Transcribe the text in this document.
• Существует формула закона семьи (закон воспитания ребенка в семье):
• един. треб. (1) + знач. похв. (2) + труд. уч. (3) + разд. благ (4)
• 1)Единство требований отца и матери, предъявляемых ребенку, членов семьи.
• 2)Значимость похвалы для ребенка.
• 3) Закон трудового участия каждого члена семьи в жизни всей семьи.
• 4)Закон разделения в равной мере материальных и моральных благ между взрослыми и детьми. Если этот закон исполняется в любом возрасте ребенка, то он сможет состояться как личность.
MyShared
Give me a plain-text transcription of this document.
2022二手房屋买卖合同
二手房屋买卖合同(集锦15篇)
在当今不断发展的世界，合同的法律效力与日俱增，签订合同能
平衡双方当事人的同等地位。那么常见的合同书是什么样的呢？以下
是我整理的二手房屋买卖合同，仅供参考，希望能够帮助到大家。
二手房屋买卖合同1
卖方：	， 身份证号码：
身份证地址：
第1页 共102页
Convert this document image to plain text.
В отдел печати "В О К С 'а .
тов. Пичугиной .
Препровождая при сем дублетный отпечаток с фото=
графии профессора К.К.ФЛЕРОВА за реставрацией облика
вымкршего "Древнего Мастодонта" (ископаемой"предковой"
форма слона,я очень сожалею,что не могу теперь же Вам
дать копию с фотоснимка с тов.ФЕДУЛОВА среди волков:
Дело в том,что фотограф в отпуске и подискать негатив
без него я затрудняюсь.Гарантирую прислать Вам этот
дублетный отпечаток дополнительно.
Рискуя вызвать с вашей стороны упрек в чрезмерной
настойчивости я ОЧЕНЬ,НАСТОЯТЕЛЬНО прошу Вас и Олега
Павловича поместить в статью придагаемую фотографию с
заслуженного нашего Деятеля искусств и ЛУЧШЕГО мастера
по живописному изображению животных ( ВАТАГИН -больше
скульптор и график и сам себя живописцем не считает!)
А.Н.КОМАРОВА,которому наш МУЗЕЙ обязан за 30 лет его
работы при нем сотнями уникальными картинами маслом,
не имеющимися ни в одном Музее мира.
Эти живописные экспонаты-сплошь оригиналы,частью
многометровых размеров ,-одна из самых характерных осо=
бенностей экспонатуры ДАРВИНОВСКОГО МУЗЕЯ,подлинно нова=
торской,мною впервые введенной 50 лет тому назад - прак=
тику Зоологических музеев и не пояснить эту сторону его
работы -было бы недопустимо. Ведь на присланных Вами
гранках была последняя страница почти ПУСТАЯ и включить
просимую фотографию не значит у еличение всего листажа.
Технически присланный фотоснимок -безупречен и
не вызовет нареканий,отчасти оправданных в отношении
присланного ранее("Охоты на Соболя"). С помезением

○ ○ ○

Problem to solve → Write the complete data out, exactly as above.

Worked answer →
Transcribe the text in this document.
• Существует формула закона семьи (закон воспитания ребенка в семье):
• един. треб. (1) + знач. похв. (2) + труд. уч. (3) + разд. благ (4)
• 1)Единство требований отца и матери, предъявляемых ребенку, членов семьи.
• 2)Значимость похвалы для ребенка.
• 3) Закон трудового участия каждого члена семьи в жизни всей семьи.
• 4)Закон разделения в равной мере материальных и моральных благ между взрослыми и детьми. Если этот закон исполняется в любом возрасте ребенка, то он сможет состояться как личность.
MyShared
Give me a plain-text transcription of this document.
2022二手房屋买卖合同
二手房屋买卖合同(集锦15篇)
在当今不断发展的世界，合同的法律效力与日俱增，签订合同能
平衡双方当事人的同等地位。那么常见的合同书是什么样的呢？以下
是我整理的二手房屋买卖合同，仅供参考，希望能够帮助到大家。
二手房屋买卖合同1
卖方：	， 身份证号码：
身份证地址：
第1页 共102页
Convert this document image to plain text.
В отдел печати "В О К С 'а .
тов. Пичугиной .
Препровождая при сем дублетный отпечаток с фото=
графии профессора К.К.ФЛЕРОВА за реставрацией облика
вымкршего "Древнего Мастодонта" (ископаемой"предковой"
форма слона,я очень сожалею,что не могу теперь же Вам
дать копию с фотоснимка с тов.ФЕДУЛОВА среди волков:
Дело в том,что фотограф в отпуске и подискать негатив
без него я затрудняюсь.Гарантирую прислать Вам этот
дублетный отпечаток дополнительно.
Рискуя вызвать с вашей стороны упрек в чрезмерной
настойчивости я ОЧЕНЬ,НАСТОЯТЕЛЬНО прошу Вас и Олега
Павловича поместить в статью придагаемую фотографию с
заслуженного нашего Деятеля искусств и ЛУЧШЕГО мастера
по живописному изображению животных ( ВАТАГИН -больше
скульптор и график и сам себя живописцем не считает!)
А.Н.КОМАРОВА,которому наш МУЗЕЙ обязан за 30 лет его
работы при нем сотнями уникальными картинами маслом,
не имеющимися ни в одном Музее мира.
Эти живописные экспонаты-сплошь оригиналы,частью
многометровых размеров ,-одна из самых характерных осо=
бенностей экспонатуры ДАРВИНОВСКОГО МУЗЕЯ,подлинно нова=
торской,мною впервые введенной 50 лет тому назад - прак=
тику Зоологических музеев и не пояснить эту сторону его
работы -было бы недопустимо. Ведь на присланных Вами
гранках была последняя страница почти ПУСТАЯ и включить
просимую фотографию не значит у еличение всего листажа.
Технически присланный фотоснимок -безупречен и
не вызовет нареканий,отчасти оправданных в отношении
присланного ранее("Охоты на Соболя"). С помезением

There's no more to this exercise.